#### Supplied information ####

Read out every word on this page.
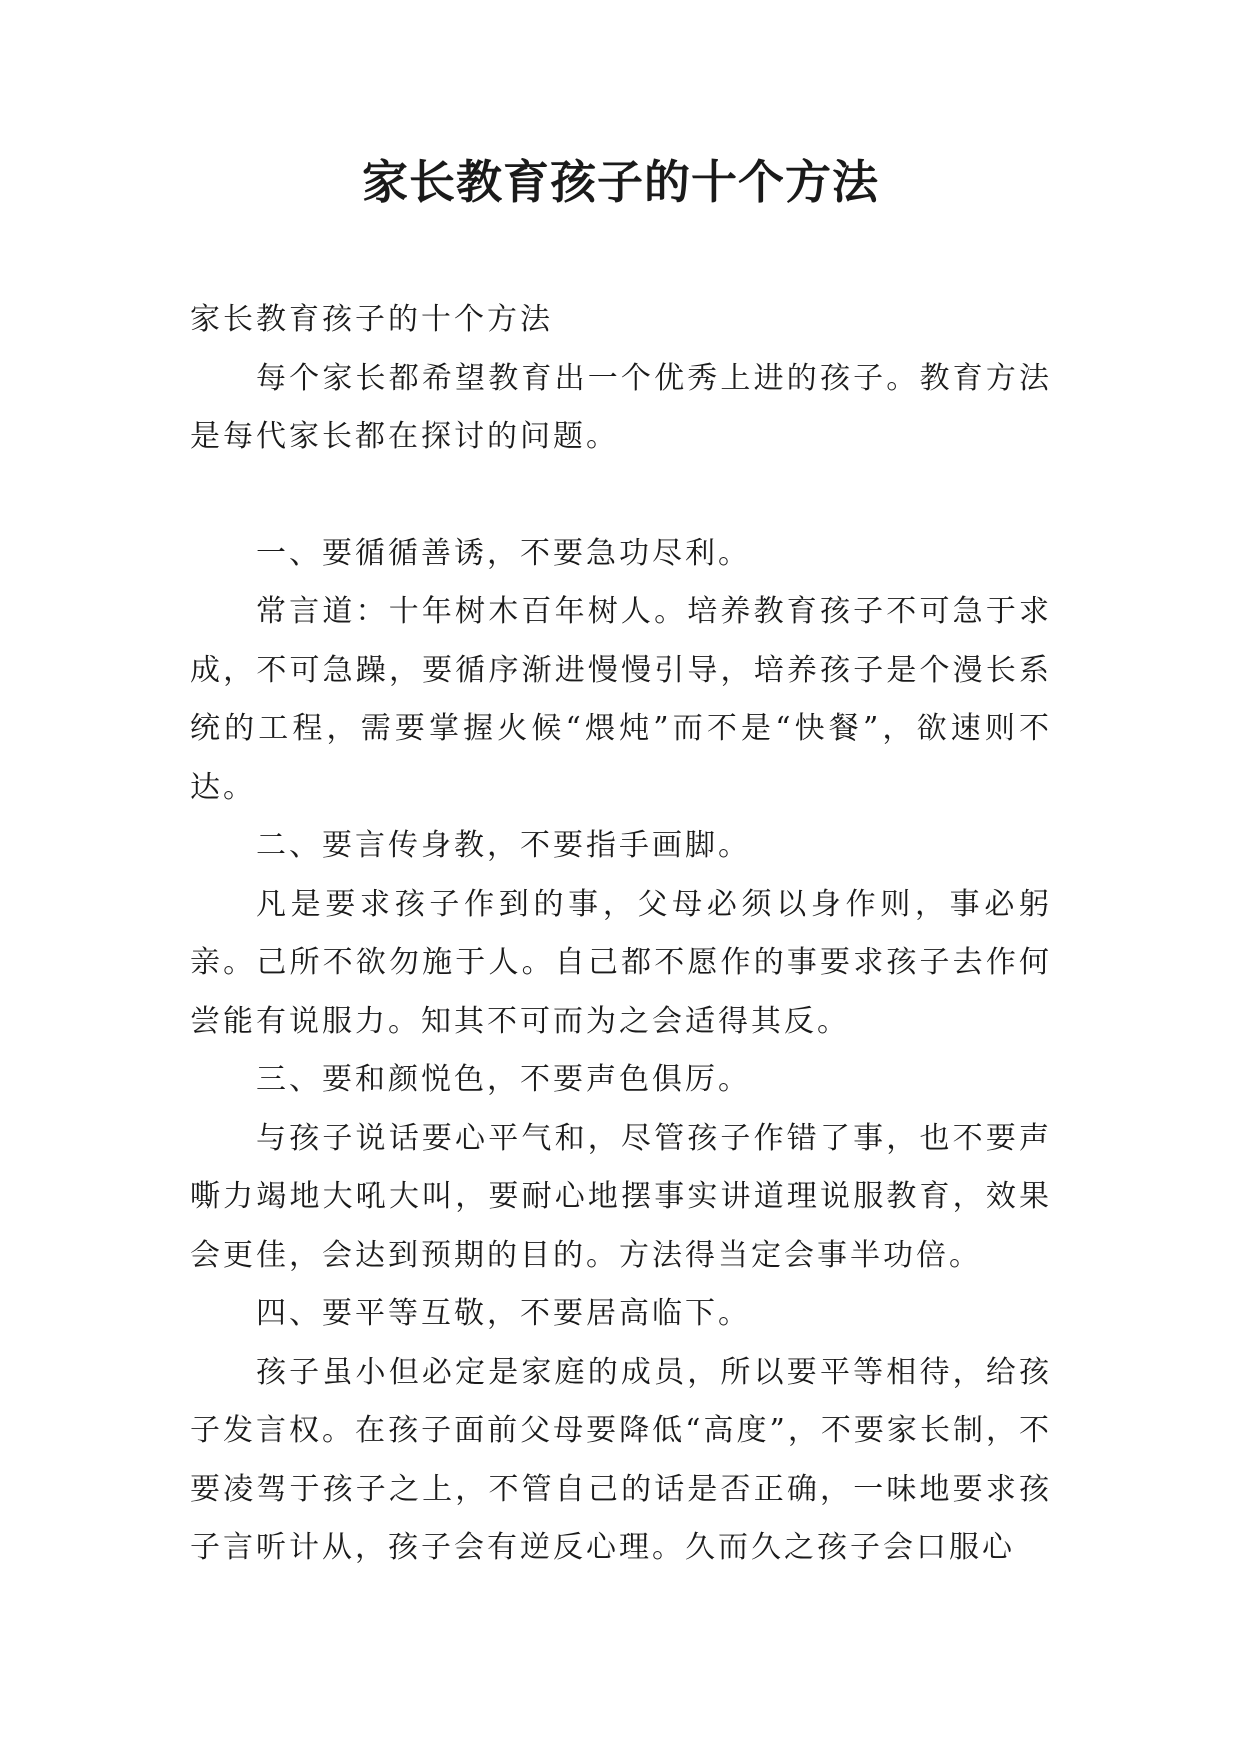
家长教育孩子的十个方法

家长教育孩子的十个方法

每个家长都希望教育出一个优秀上进的孩子。教育方法是每代家长都在探讨的问题。

一、要循循善诱，不要急功尽利。

常言道：十年树木百年树人。培养教育孩子不可急于求成，不可急躁，要循序渐进慢慢引导，培养孩子是个漫长系统的工程，需要掌握火候“煨炖”而不是“快餐”，欲速则不达。

二、要言传身教，不要指手画脚。

凡是要求孩子作到的事，父母必须以身作则，事必躬亲。己所不欲勿施于人。自己都不愿作的事要求孩子去作何尝能有说服力。知其不可而为之会适得其反。

三、要和颜悦色，不要声色俱厉。

与孩子说话要心平气和，尽管孩子作错了事，也不要声嘶力竭地大吼大叫，要耐心地摆事实讲道理说服教育，效果会更佳，会达到预期的目的。方法得当定会事半功倍。

四、要平等互敬，不要居高临下。

孩子虽小但必定是家庭的成员，所以要平等相待，给孩子发言权。在孩子面前父母要降低“高度”，不要家长制，不要凌驾于孩子之上，不管自己的话是否正确，一味地要求孩子言听计从，孩子会有逆反心理。久而久之孩子会口服心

####

* _Set problem_: Leave out the pictures and output every record above precisely as given.

* _Reply to the task_:
Read out every word on this page.
家长教育孩子的十个方法

家长教育孩子的十个方法

每个家长都希望教育出一个优秀上进的孩子。教育方法是每代家长都在探讨的问题。

一、要循循善诱，不要急功尽利。

常言道：十年树木百年树人。培养教育孩子不可急于求成，不可急躁，要循序渐进慢慢引导，培养孩子是个漫长系统的工程，需要掌握火候“煨炖”而不是“快餐”，欲速则不达。

二、要言传身教，不要指手画脚。

凡是要求孩子作到的事，父母必须以身作则，事必躬亲。己所不欲勿施于人。自己都不愿作的事要求孩子去作何尝能有说服力。知其不可而为之会适得其反。

三、要和颜悦色，不要声色俱厉。

与孩子说话要心平气和，尽管孩子作错了事，也不要声嘶力竭地大吼大叫，要耐心地摆事实讲道理说服教育，效果会更佳，会达到预期的目的。方法得当定会事半功倍。

四、要平等互敬，不要居高临下。

孩子虽小但必定是家庭的成员，所以要平等相待，给孩子发言权。在孩子面前父母要降低“高度”，不要家长制，不要凌驾于孩子之上，不管自己的话是否正确，一味地要求孩子言听计从，孩子会有逆反心理。久而久之孩子会口服心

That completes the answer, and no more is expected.